● **Task requirements**
Transcribe all the records exactly and omit any images they hold.
▬▬▬
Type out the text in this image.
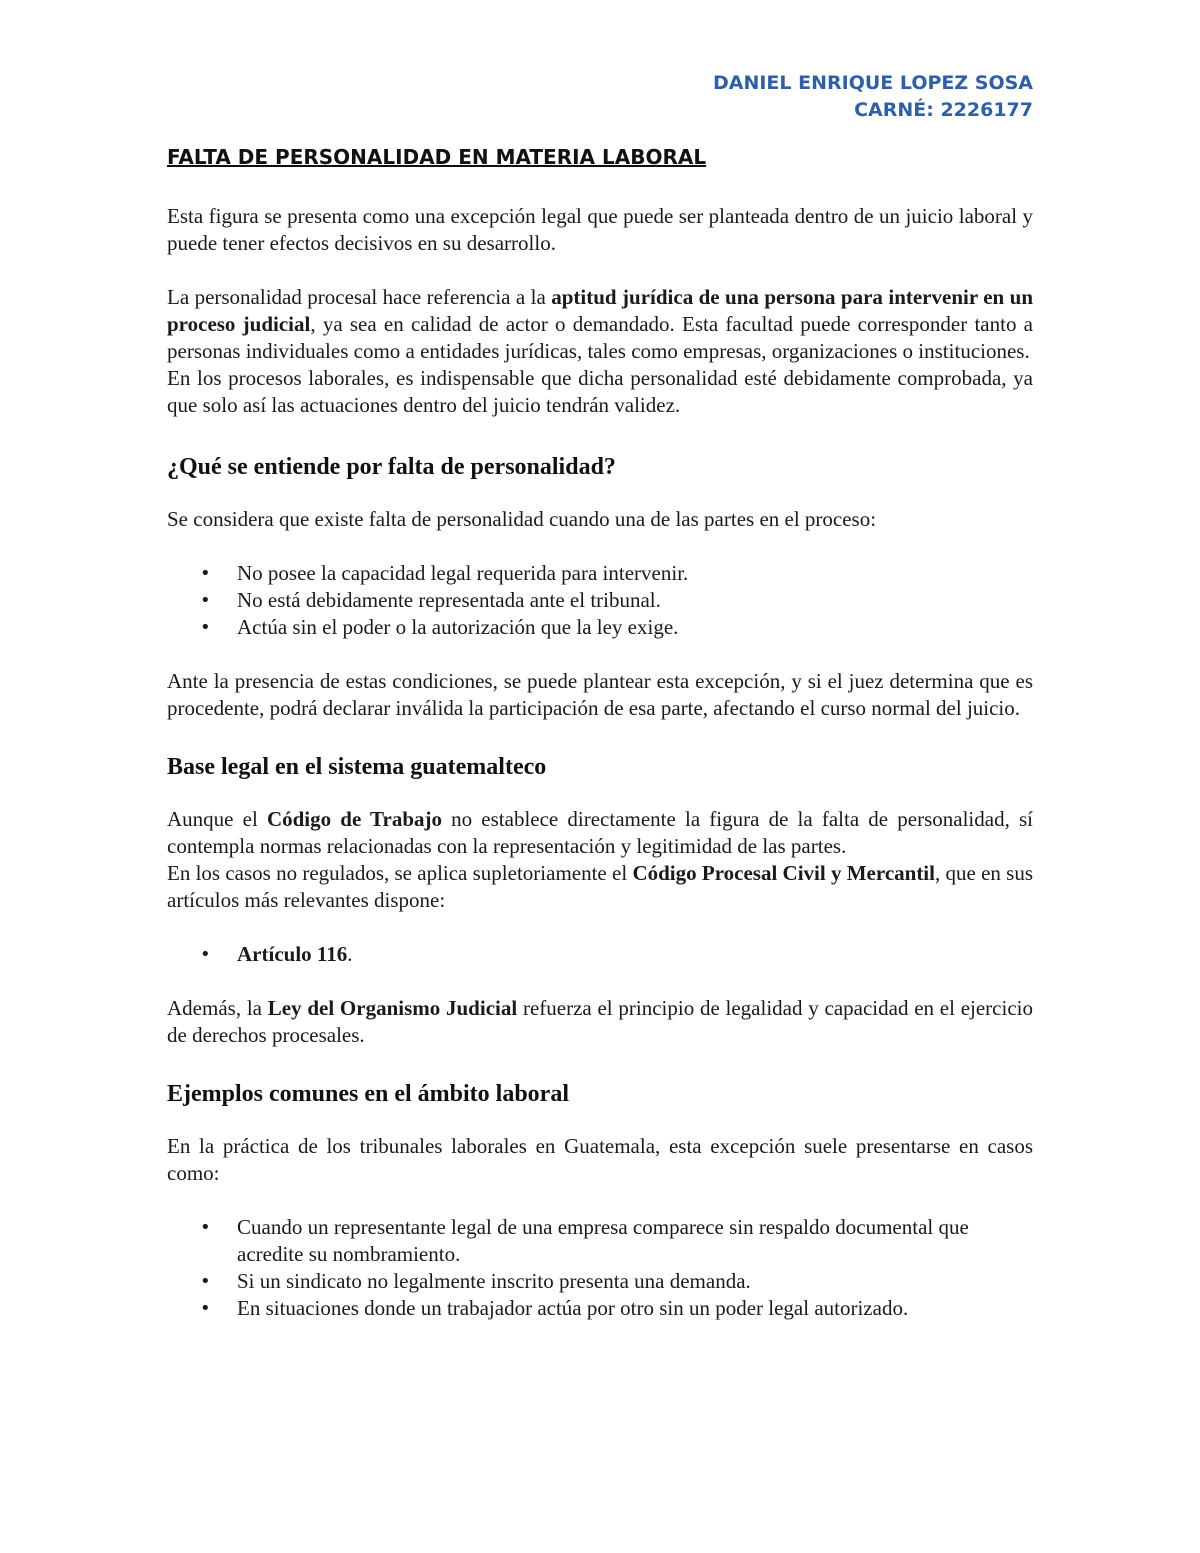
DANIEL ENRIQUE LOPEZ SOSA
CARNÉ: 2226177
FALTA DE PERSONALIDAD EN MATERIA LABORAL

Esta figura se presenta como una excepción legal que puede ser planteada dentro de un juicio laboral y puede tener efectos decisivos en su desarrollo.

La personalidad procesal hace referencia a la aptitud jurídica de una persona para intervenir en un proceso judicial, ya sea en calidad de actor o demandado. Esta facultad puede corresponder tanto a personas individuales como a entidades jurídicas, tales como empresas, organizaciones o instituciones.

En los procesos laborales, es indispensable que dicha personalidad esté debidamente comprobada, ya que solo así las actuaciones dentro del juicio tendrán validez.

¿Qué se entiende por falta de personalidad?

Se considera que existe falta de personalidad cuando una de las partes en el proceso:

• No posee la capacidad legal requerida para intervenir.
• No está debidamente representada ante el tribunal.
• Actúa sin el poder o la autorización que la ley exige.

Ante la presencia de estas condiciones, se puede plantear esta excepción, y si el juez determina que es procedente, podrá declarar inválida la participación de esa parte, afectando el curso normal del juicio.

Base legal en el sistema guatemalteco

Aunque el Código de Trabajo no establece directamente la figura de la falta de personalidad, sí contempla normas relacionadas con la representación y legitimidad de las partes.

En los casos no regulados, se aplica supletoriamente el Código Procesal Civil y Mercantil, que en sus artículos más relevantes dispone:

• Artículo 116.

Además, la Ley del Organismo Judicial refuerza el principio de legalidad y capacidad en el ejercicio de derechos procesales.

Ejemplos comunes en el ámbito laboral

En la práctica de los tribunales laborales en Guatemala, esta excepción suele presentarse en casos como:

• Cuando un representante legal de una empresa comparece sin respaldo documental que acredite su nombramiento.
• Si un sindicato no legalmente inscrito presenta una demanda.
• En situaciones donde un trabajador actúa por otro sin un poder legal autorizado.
▬▬▬
● **Exercise response**
Type out the text in this image.
DANIEL ENRIQUE LOPEZ SOSA
CARNÉ: 2226177
FALTA DE PERSONALIDAD EN MATERIA LABORAL

Esta figura se presenta como una excepción legal que puede ser planteada dentro de un juicio laboral y puede tener efectos decisivos en su desarrollo.

La personalidad procesal hace referencia a la aptitud jurídica de una persona para intervenir en un proceso judicial, ya sea en calidad de actor o demandado. Esta facultad puede corresponder tanto a personas individuales como a entidades jurídicas, tales como empresas, organizaciones o instituciones.

En los procesos laborales, es indispensable que dicha personalidad esté debidamente comprobada, ya que solo así las actuaciones dentro del juicio tendrán validez.

¿Qué se entiende por falta de personalidad?

Se considera que existe falta de personalidad cuando una de las partes en el proceso:

• No posee la capacidad legal requerida para intervenir.
• No está debidamente representada ante el tribunal.
• Actúa sin el poder o la autorización que la ley exige.

Ante la presencia de estas condiciones, se puede plantear esta excepción, y si el juez determina que es procedente, podrá declarar inválida la participación de esa parte, afectando el curso normal del juicio.

Base legal en el sistema guatemalteco

Aunque el Código de Trabajo no establece directamente la figura de la falta de personalidad, sí contempla normas relacionadas con la representación y legitimidad de las partes.

En los casos no regulados, se aplica supletoriamente el Código Procesal Civil y Mercantil, que en sus artículos más relevantes dispone:

• Artículo 116.

Además, la Ley del Organismo Judicial refuerza el principio de legalidad y capacidad en el ejercicio de derechos procesales.

Ejemplos comunes en el ámbito laboral

En la práctica de los tribunales laborales en Guatemala, esta excepción suele presentarse en casos como:

• Cuando un representante legal de una empresa comparece sin respaldo documental que acredite su nombramiento.
• Si un sindicato no legalmente inscrito presenta una demanda.
• En situaciones donde un trabajador actúa por otro sin un poder legal autorizado.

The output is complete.